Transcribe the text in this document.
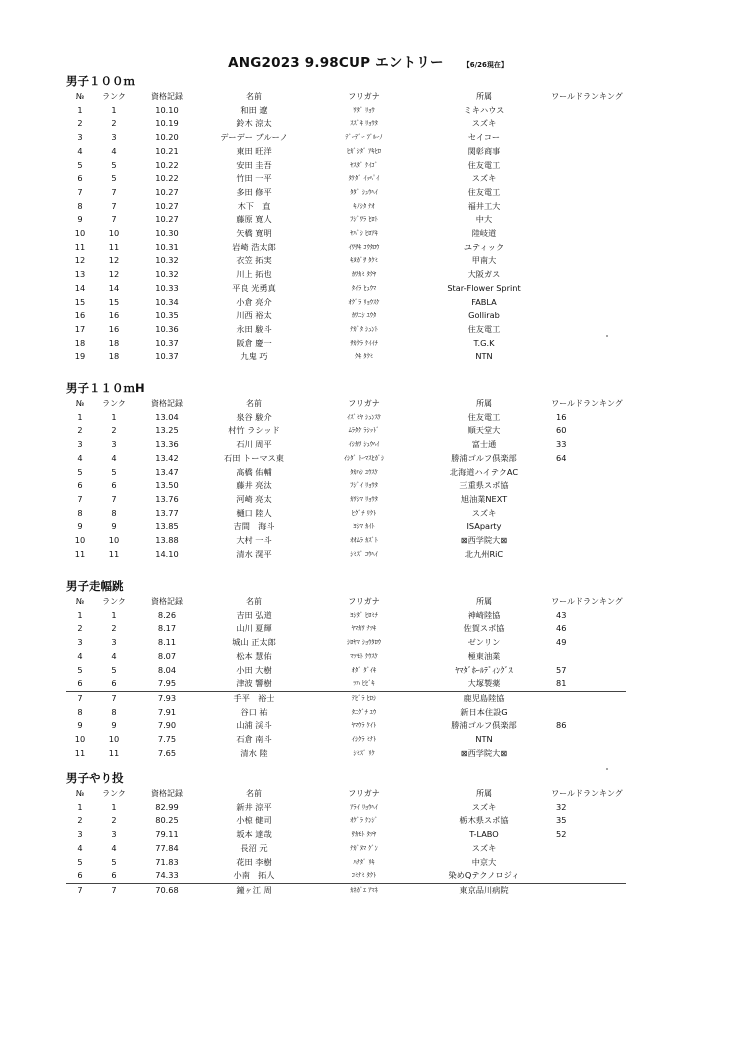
ANG2023 9.98CUP エントリー	【6/26現在】
男子１００ｍ
№	ランク	資格記録	名前	フリガナ	所属	ワールドランキング
1	1	10.10	和田 遼	ﾜﾀﾞ ﾘｮｳ	ミキハウス	
2	2	10.19	鈴木 涼太	ｽｽﾞｷ ﾘｮｳﾀ	スズキ	
3	3	10.20	デーデー ブルーノ	ﾃﾞｰﾃﾞｰ ﾌﾞﾙｰﾉ	セイコー	
4	4	10.21	東田 旺洋	ﾋｶﾞｼﾀﾞ ｱｷﾋﾛ	関彰商事	
5	5	10.22	安田 圭吾	ﾔｽﾀﾞ ｹｲｺﾞ	住友電工	
6	5	10.22	竹田 一平	ﾀｹﾀﾞ ｲｯﾍﾟｲ	スズキ	
7	7	10.27	多田 修平	ﾀﾀﾞ ｼｭｳﾍｲ	住友電工	
8	7	10.27	木下　直	ｷﾉｼﾀ ﾅｵ	福井工大	
9	7	10.27	藤原 寛人	ﾌｼﾞﾜﾗ ﾋﾛﾄ	中大	
10	10	10.30	矢橋 寛明	ﾔﾊﾞｼ ﾋﾛｱｷ	陸岐道	
11	11	10.31	岩崎 浩太郎	ｲﾜｻｷ ｺｳﾀﾛｳ	ユティック	
12	12	10.32	衣笠 拓実	ｷﾇｶﾞｻ ﾀｸﾐ	甲南大	
13	12	10.32	川上 拓也	ｶﾜｶﾐ ﾀｸﾔ	大阪ガス	
14	14	10.33	平良 光勇真	ﾀｲﾗ ﾋｭｳﾏ	Star-Flower Sprint	
15	15	10.34	小倉 亮介	ｵｸﾞﾗ ﾘｮｳｽｹ	FABLA	
16	16	10.35	川西 裕太	ｶﾜﾆｼ ﾕｳﾀ	Gollirab	
17	16	10.36	永田 駿斗	ﾅｶﾞﾀ ｼｭﾝﾄ	住友電工	
18	18	10.37	阪倉 慶一	ｻｶｸﾗ ｹｲｲﾁ	T.G.K	
19	18	10.37	九鬼 巧	ｸｷ ﾀｸﾐ	NTN	
男子１１０ｍH
№	ランク	資格記録	名前	フリガナ	所属	ワールドランキング
1	1	13.04	泉谷 駿介	ｲｽﾞﾐﾔ ｼｭﾝｽｹ	住友電工	16
2	2	13.25	村竹 ラシッド	ﾑﾗﾀｹ ﾗｼｯﾄﾞ	順天堂大	60
3	3	13.36	石川 周平	ｲｼｶﾜ ｼｭｳﾍｲ	富士通	33
4	4	13.42	石田 トーマス東	ｲｼﾀﾞ ﾄｰﾏｽﾋｶﾞｼ	勝浦ゴルフ倶楽部	64
5	5	13.47	髙橋 佑輔	ﾀｶﾊｼ ﾕｳｽｹ	北海道ハイテクAC	
6	6	13.50	藤井 亮汰	ﾌｼﾞｲ ﾘｮｳﾀ	三重県スポ協	
7	7	13.76	河崎 亮太	ｶﾜｼﾏ ﾘｮｳﾀ	旭油業NEXT	
8	8	13.77	樋口 陸人	ﾋｸﾞﾁ ﾘｸﾄ	スズキ	
9	9	13.85	吉間　海斗	ﾖｼﾏ ｶｲﾄ	ISAparty	
10	10	13.88	大村 一斗	ｵｵﾑﾗ ｶｽﾞﾄ	⊠西学院大⊠	
11	11	14.10	清水 滉平	ｼﾐｽﾞ ｺｳﾍｲ	北九州RiC	
男子走幅跳
№	ランク	資格記録	名前	フリガナ	所属	ワールドランキング
1	1	8.26	吉田 弘道	ﾖｼﾀﾞ ﾋﾛﾐﾁ	神崎陸協	43
2	2	8.17	山川 夏輝	ﾔﾏｶﾜ ﾅﾂｷ	佐賀スポ協	46
3	3	8.11	城山 正太郎	ｼﾛﾔﾏ ｼｮｳﾀﾛｳ	ゼンリン	49
4	4	8.07	松本 慧佑	ﾏﾂﾓﾄ ｹｳｽｹ	極東油業	
5	5	8.04	小田 大樹	ｵﾀﾞ ﾀﾞｲｷ	ﾔﾏﾀﾞﾎｰﾙﾃﾞｨﾝｸﾞｽ	57
6	6	7.95	津波 響樹	ﾂﾊ ﾋﾋﾞｷ	大塚製薬	81
7	7	7.93	手平　裕士	ﾃﾋﾞﾗ ﾋﾛｼ	鹿児島陸協	
8	8	7.91	谷口 祐	ﾀﾆｸﾞﾁ ﾕｳ	新日本住設G	
9	9	7.90	山浦 渓斗	ﾔﾏｳﾗ ｹｲﾄ	勝浦ゴルフ倶楽部	86
10	10	7.75	石倉 南斗	ｲｼｸﾗ ﾐﾅﾄ	NTN	
11	11	7.65	清水 陸	ｼﾐｽﾞ ﾘｸ	⊠西学院大⊠	
男子やり投
№	ランク	資格記録	名前	フリガナ	所属	ワールドランキング
1	1	82.99	新井 涼平	ｱﾗｲ ﾘｮｳﾍｲ	スズキ	32
2	2	80.25	小椋 健司	ｵｸﾞﾗ ｹﾝｼﾞ	栃木県スポ協	35
3	3	79.11	坂本 達哉	ｻｶﾓﾄ ﾀﾂﾔ	T-LABO	52
4	4	77.84	長沼 元	ﾅｶﾞﾇﾏ ｹﾞﾝ	スズキ	
5	5	71.83	花田 李樹	ﾊﾅﾀﾞ ﾘｷ	中京大	
6	6	74.33	小南　拓人	ｺﾐﾅﾐ ﾀｸﾄ	染めQテクノロジィ	
7	7	70.68	鐘ヶ江 周	ｶﾈｶﾞｴ ｱﾏﾈ	東京品川病院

**Given problem**. Repeat each record exactly as shown above, dropping all images.

**Solution to the exercise**.
Transcribe the text in this document.
ANG2023 9.98CUP エントリー	【6/26現在】
男子１００ｍ
№	ランク	資格記録	名前	フリガナ	所属	ワールドランキング
1	1	10.10	和田 遼	ﾜﾀﾞ ﾘｮｳ	ミキハウス	
2	2	10.19	鈴木 涼太	ｽｽﾞｷ ﾘｮｳﾀ	スズキ	
3	3	10.20	デーデー ブルーノ	ﾃﾞｰﾃﾞｰ ﾌﾞﾙｰﾉ	セイコー	
4	4	10.21	東田 旺洋	ﾋｶﾞｼﾀﾞ ｱｷﾋﾛ	関彰商事	
5	5	10.22	安田 圭吾	ﾔｽﾀﾞ ｹｲｺﾞ	住友電工	
6	5	10.22	竹田 一平	ﾀｹﾀﾞ ｲｯﾍﾟｲ	スズキ	
7	7	10.27	多田 修平	ﾀﾀﾞ ｼｭｳﾍｲ	住友電工	
8	7	10.27	木下　直	ｷﾉｼﾀ ﾅｵ	福井工大	
9	7	10.27	藤原 寛人	ﾌｼﾞﾜﾗ ﾋﾛﾄ	中大	
10	10	10.30	矢橋 寛明	ﾔﾊﾞｼ ﾋﾛｱｷ	陸岐道	
11	11	10.31	岩崎 浩太郎	ｲﾜｻｷ ｺｳﾀﾛｳ	ユティック	
12	12	10.32	衣笠 拓実	ｷﾇｶﾞｻ ﾀｸﾐ	甲南大	
13	12	10.32	川上 拓也	ｶﾜｶﾐ ﾀｸﾔ	大阪ガス	
14	14	10.33	平良 光勇真	ﾀｲﾗ ﾋｭｳﾏ	Star-Flower Sprint	
15	15	10.34	小倉 亮介	ｵｸﾞﾗ ﾘｮｳｽｹ	FABLA	
16	16	10.35	川西 裕太	ｶﾜﾆｼ ﾕｳﾀ	Gollirab	
17	16	10.36	永田 駿斗	ﾅｶﾞﾀ ｼｭﾝﾄ	住友電工	
18	18	10.37	阪倉 慶一	ｻｶｸﾗ ｹｲｲﾁ	T.G.K	
19	18	10.37	九鬼 巧	ｸｷ ﾀｸﾐ	NTN	
男子１１０ｍH
№	ランク	資格記録	名前	フリガナ	所属	ワールドランキング
1	1	13.04	泉谷 駿介	ｲｽﾞﾐﾔ ｼｭﾝｽｹ	住友電工	16
2	2	13.25	村竹 ラシッド	ﾑﾗﾀｹ ﾗｼｯﾄﾞ	順天堂大	60
3	3	13.36	石川 周平	ｲｼｶﾜ ｼｭｳﾍｲ	富士通	33
4	4	13.42	石田 トーマス東	ｲｼﾀﾞ ﾄｰﾏｽﾋｶﾞｼ	勝浦ゴルフ倶楽部	64
5	5	13.47	髙橋 佑輔	ﾀｶﾊｼ ﾕｳｽｹ	北海道ハイテクAC	
6	6	13.50	藤井 亮汰	ﾌｼﾞｲ ﾘｮｳﾀ	三重県スポ協	
7	7	13.76	河崎 亮太	ｶﾜｼﾏ ﾘｮｳﾀ	旭油業NEXT	
8	8	13.77	樋口 陸人	ﾋｸﾞﾁ ﾘｸﾄ	スズキ	
9	9	13.85	吉間　海斗	ﾖｼﾏ ｶｲﾄ	ISAparty	
10	10	13.88	大村 一斗	ｵｵﾑﾗ ｶｽﾞﾄ	⊠西学院大⊠	
11	11	14.10	清水 滉平	ｼﾐｽﾞ ｺｳﾍｲ	北九州RiC	
男子走幅跳
№	ランク	資格記録	名前	フリガナ	所属	ワールドランキング
1	1	8.26	吉田 弘道	ﾖｼﾀﾞ ﾋﾛﾐﾁ	神崎陸協	43
2	2	8.17	山川 夏輝	ﾔﾏｶﾜ ﾅﾂｷ	佐賀スポ協	46
3	3	8.11	城山 正太郎	ｼﾛﾔﾏ ｼｮｳﾀﾛｳ	ゼンリン	49
4	4	8.07	松本 慧佑	ﾏﾂﾓﾄ ｹｳｽｹ	極東油業	
5	5	8.04	小田 大樹	ｵﾀﾞ ﾀﾞｲｷ	ﾔﾏﾀﾞﾎｰﾙﾃﾞｨﾝｸﾞｽ	57
6	6	7.95	津波 響樹	ﾂﾊ ﾋﾋﾞｷ	大塚製薬	81
7	7	7.93	手平　裕士	ﾃﾋﾞﾗ ﾋﾛｼ	鹿児島陸協	
8	8	7.91	谷口 祐	ﾀﾆｸﾞﾁ ﾕｳ	新日本住設G	
9	9	7.90	山浦 渓斗	ﾔﾏｳﾗ ｹｲﾄ	勝浦ゴルフ倶楽部	86
10	10	7.75	石倉 南斗	ｲｼｸﾗ ﾐﾅﾄ	NTN	
11	11	7.65	清水 陸	ｼﾐｽﾞ ﾘｸ	⊠西学院大⊠	
男子やり投
№	ランク	資格記録	名前	フリガナ	所属	ワールドランキング
1	1	82.99	新井 涼平	ｱﾗｲ ﾘｮｳﾍｲ	スズキ	32
2	2	80.25	小椋 健司	ｵｸﾞﾗ ｹﾝｼﾞ	栃木県スポ協	35
3	3	79.11	坂本 達哉	ｻｶﾓﾄ ﾀﾂﾔ	T-LABO	52
4	4	77.84	長沼 元	ﾅｶﾞﾇﾏ ｹﾞﾝ	スズキ	
5	5	71.83	花田 李樹	ﾊﾅﾀﾞ ﾘｷ	中京大	
6	6	74.33	小南　拓人	ｺﾐﾅﾐ ﾀｸﾄ	染めQテクノロジィ	
7	7	70.68	鐘ヶ江 周	ｶﾈｶﾞｴ ｱﾏﾈ	東京品川病院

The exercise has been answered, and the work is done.